- EXERCISE MATERIAL:
+++

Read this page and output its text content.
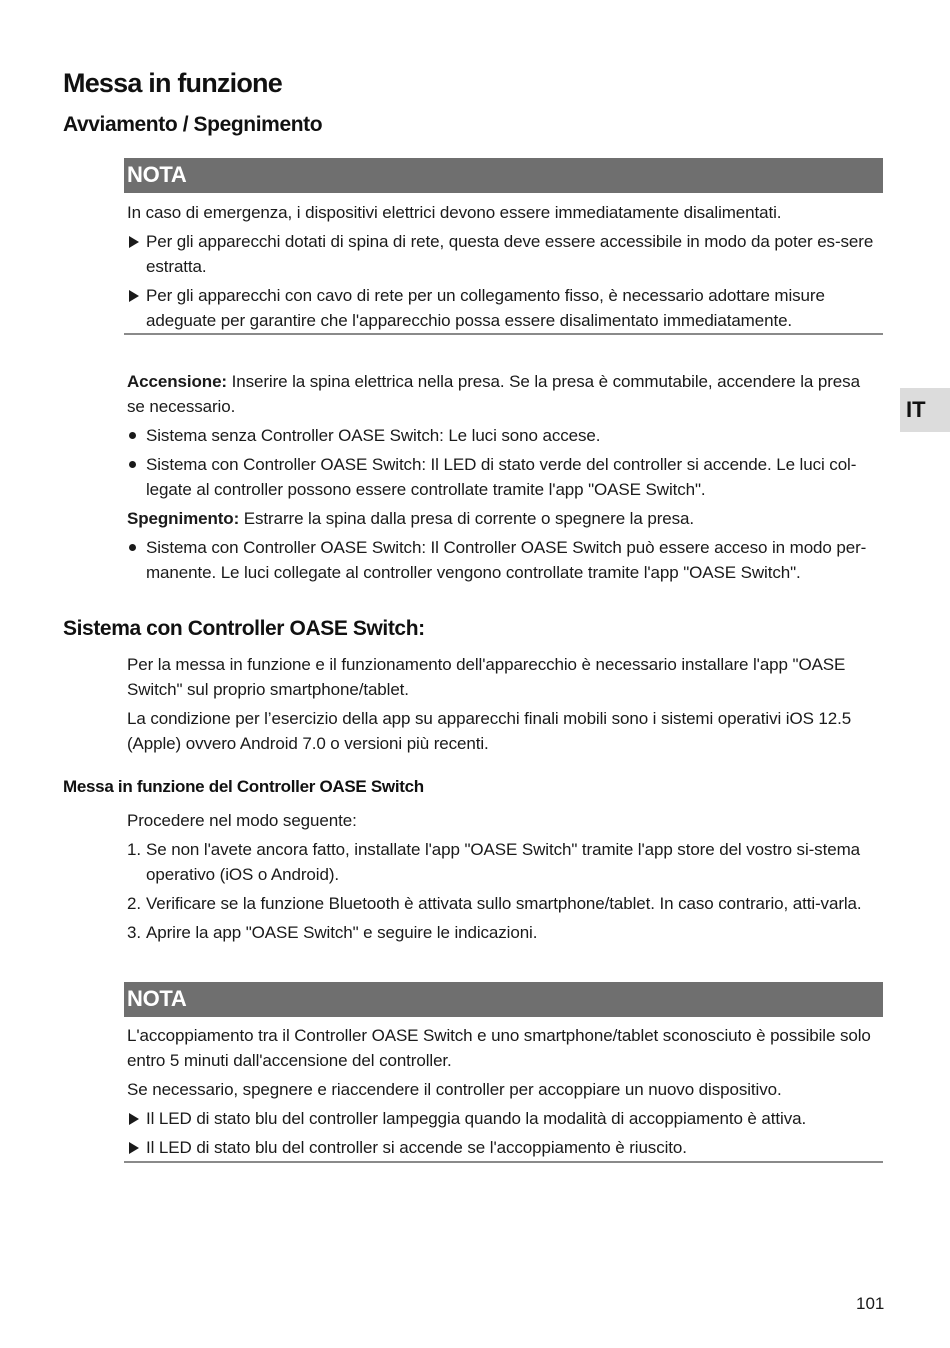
Messa in funzione
Avviamento / Spegnimento
NOTA

In caso di emergenza, i dispositivi elettrici devono essere immediatamente disalimentati.

Per gli apparecchi dotati di spina di rete, questa deve essere accessibile in modo da poter es-sere estratta.
Per gli apparecchi con cavo di rete per un collegamento fisso, è necessario adottare misure adeguate per garantire che l'apparecchio possa essere disalimentato immediatamente.

Accensione: Inserire la spina elettrica nella presa. Se la presa è commutabile, accendere la presa se necessario.

Sistema senza Controller OASE Switch: Le luci sono accese.
Sistema con Controller OASE Switch: Il LED di stato verde del controller si accende. Le luci col-legate al controller possono essere controllate tramite l'app "OASE Switch".

Spegnimento: Estrarre la spina dalla presa di corrente o spegnere la presa.

Sistema con Controller OASE Switch: Il Controller OASE Switch può essere acceso in modo per-manente. Le luci collegate al controller vengono controllate tramite l'app "OASE Switch".
Sistema con Controller OASE Switch:

Per la messa in funzione e il funzionamento dell'apparecchio è necessario installare l'app "OASE Switch" sul proprio smartphone/tablet.

La condizione per l’esercizio della app su apparecchi finali mobili sono i sistemi operativi iOS 12.5 (Apple) ovvero Android 7.0 o versioni più recenti.

Messa in funzione del Controller OASE Switch

Procedere nel modo seguente:

1. Se non l'avete ancora fatto, installate l'app "OASE Switch" tramite l'app store del vostro si-stema operativo (iOS o Android).
2. Verificare se la funzione Bluetooth è attivata sullo smartphone/tablet. In caso contrario, atti-varla.
3. Aprire la app "OASE Switch" e seguire le indicazioni.
NOTA

L'accoppiamento tra il Controller OASE Switch e uno smartphone/tablet sconosciuto è possibile solo entro 5 minuti dall'accensione del controller.

Se necessario, spegnere e riaccendere il controller per accoppiare un nuovo dispositivo.

Il LED di stato blu del controller lampeggia quando la modalità di accoppiamento è attiva.
Il LED di stato blu del controller si accende se l'accoppiamento è riuscito.
IT
101
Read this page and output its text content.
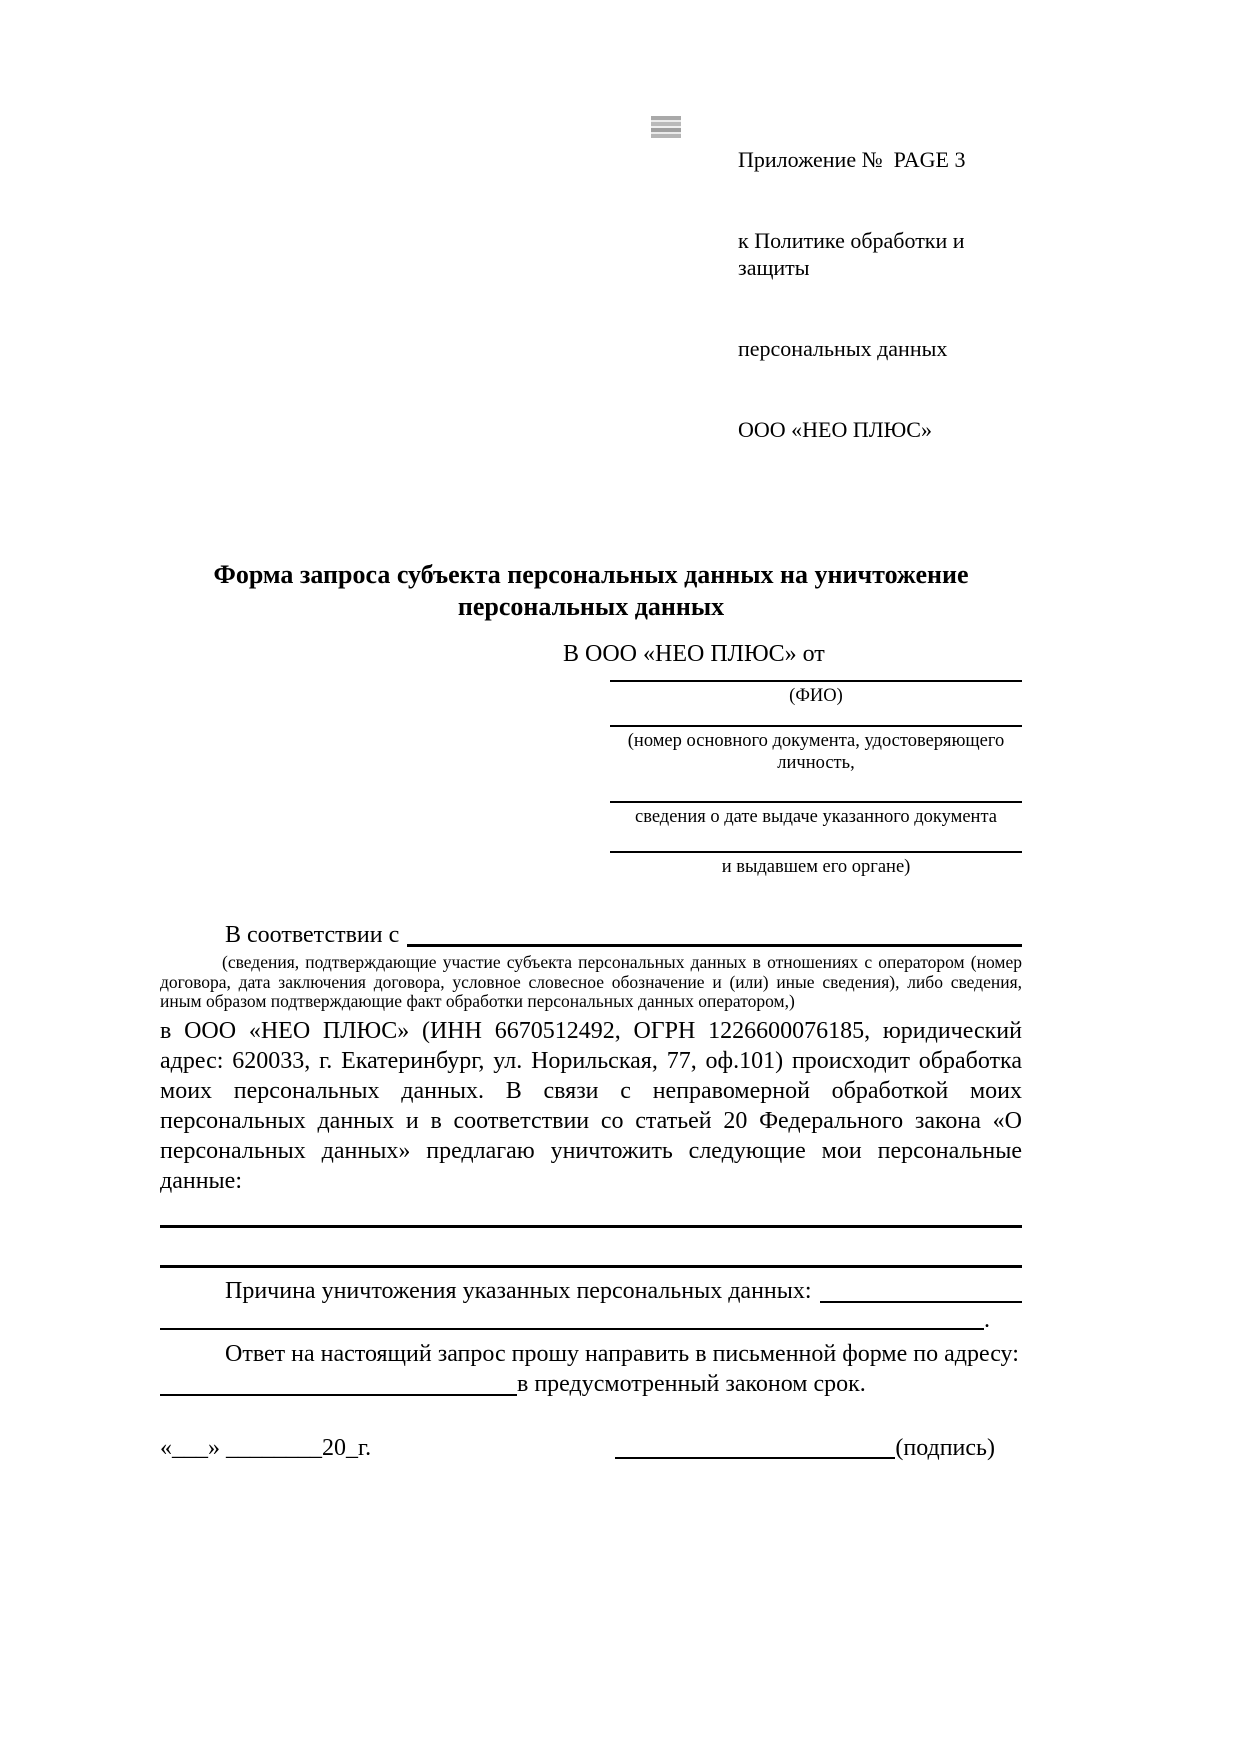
Приложение №  PAGE 3

к Политике обработки и защиты

персональных данных

ООО «НЕО ПЛЮС»

Форма запроса субъекта персональных данных на уничтожение персональных данных
В ООО «НЕО ПЛЮС» от
(ФИО)
(номер основного документа, удостоверяющего личность,
сведения о дате выдаче указанного документа
и выдавшем его органе)
В соответствии с
(сведения, подтверждающие участие субъекта персональных данных в отношениях с оператором (номер договора, дата заключения договора, условное словесное обозначение и (или) иные сведения), либо сведения, иным образом подтверждающие факт обработки персональных данных оператором,)
в ООО «НЕО ПЛЮС» (ИНН 6670512492, ОГРН 1226600076185, юридический адрес: 620033, г. Екатеринбург, ул. Норильская, 77, оф.101) происходит обработка моих персональных данных. В связи с неправомерной обработкой моих персональных данных и в соответствии со статьей 20 Федерального закона «О персональных данных» предлагаю уничтожить следующие мои персональные данные:
Причина уничтожения указанных персональных данных:
.
Ответ на настоящий запрос прошу направить в письменной форме по адресу:
в предусмотренный законом срок.
«___» ________20_г.	(подпись)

+++

- GIVEN INSTRUCTION: Repeat the material above word for word and skip every image in it.

- OUTPUT FOR THIS TASK:
Read this page and output its text content.
Messa in funzione
Avviamento / Spegnimento
NOTA

In caso di emergenza, i dispositivi elettrici devono essere immediatamente disalimentati.

Per gli apparecchi dotati di spina di rete, questa deve essere accessibile in modo da poter es-sere estratta.
Per gli apparecchi con cavo di rete per un collegamento fisso, è necessario adottare misure adeguate per garantire che l'apparecchio possa essere disalimentato immediatamente.

Accensione: Inserire la spina elettrica nella presa. Se la presa è commutabile, accendere la presa se necessario.

Sistema senza Controller OASE Switch: Le luci sono accese.
Sistema con Controller OASE Switch: Il LED di stato verde del controller si accende. Le luci col-legate al controller possono essere controllate tramite l'app "OASE Switch".

Spegnimento: Estrarre la spina dalla presa di corrente o spegnere la presa.

Sistema con Controller OASE Switch: Il Controller OASE Switch può essere acceso in modo per-manente. Le luci collegate al controller vengono controllate tramite l'app "OASE Switch".
Sistema con Controller OASE Switch:

Per la messa in funzione e il funzionamento dell'apparecchio è necessario installare l'app "OASE Switch" sul proprio smartphone/tablet.

La condizione per l’esercizio della app su apparecchi finali mobili sono i sistemi operativi iOS 12.5 (Apple) ovvero Android 7.0 o versioni più recenti.

Messa in funzione del Controller OASE Switch

Procedere nel modo seguente:

1. Se non l'avete ancora fatto, installate l'app "OASE Switch" tramite l'app store del vostro si-stema operativo (iOS o Android).
2. Verificare se la funzione Bluetooth è attivata sullo smartphone/tablet. In caso contrario, atti-varla.
3. Aprire la app "OASE Switch" e seguire le indicazioni.
NOTA

L'accoppiamento tra il Controller OASE Switch e uno smartphone/tablet sconosciuto è possibile solo entro 5 minuti dall'accensione del controller.

Se necessario, spegnere e riaccendere il controller per accoppiare un nuovo dispositivo.

Il LED di stato blu del controller lampeggia quando la modalità di accoppiamento è attiva.
Il LED di stato blu del controller si accende se l'accoppiamento è riuscito.
IT
101
Read this page and output its text content.
Приложение №  PAGE 3

к Политике обработки и защиты

персональных данных

ООО «НЕО ПЛЮС»

Форма запроса субъекта персональных данных на уничтожение персональных данных
В ООО «НЕО ПЛЮС» от
(ФИО)
(номер основного документа, удостоверяющего личность,
сведения о дате выдаче указанного документа
и выдавшем его органе)
В соответствии с
(сведения, подтверждающие участие субъекта персональных данных в отношениях с оператором (номер договора, дата заключения договора, условное словесное обозначение и (или) иные сведения), либо сведения, иным образом подтверждающие факт обработки персональных данных оператором,)
в ООО «НЕО ПЛЮС» (ИНН 6670512492, ОГРН 1226600076185, юридический адрес: 620033, г. Екатеринбург, ул. Норильская, 77, оф.101) происходит обработка моих персональных данных. В связи с неправомерной обработкой моих персональных данных и в соответствии со статьей 20 Федерального закона «О персональных данных» предлагаю уничтожить следующие мои персональные данные:
Причина уничтожения указанных персональных данных:
.
Ответ на настоящий запрос прошу направить в письменной форме по адресу:
в предусмотренный законом срок.
«___» ________20_г.	(подпись)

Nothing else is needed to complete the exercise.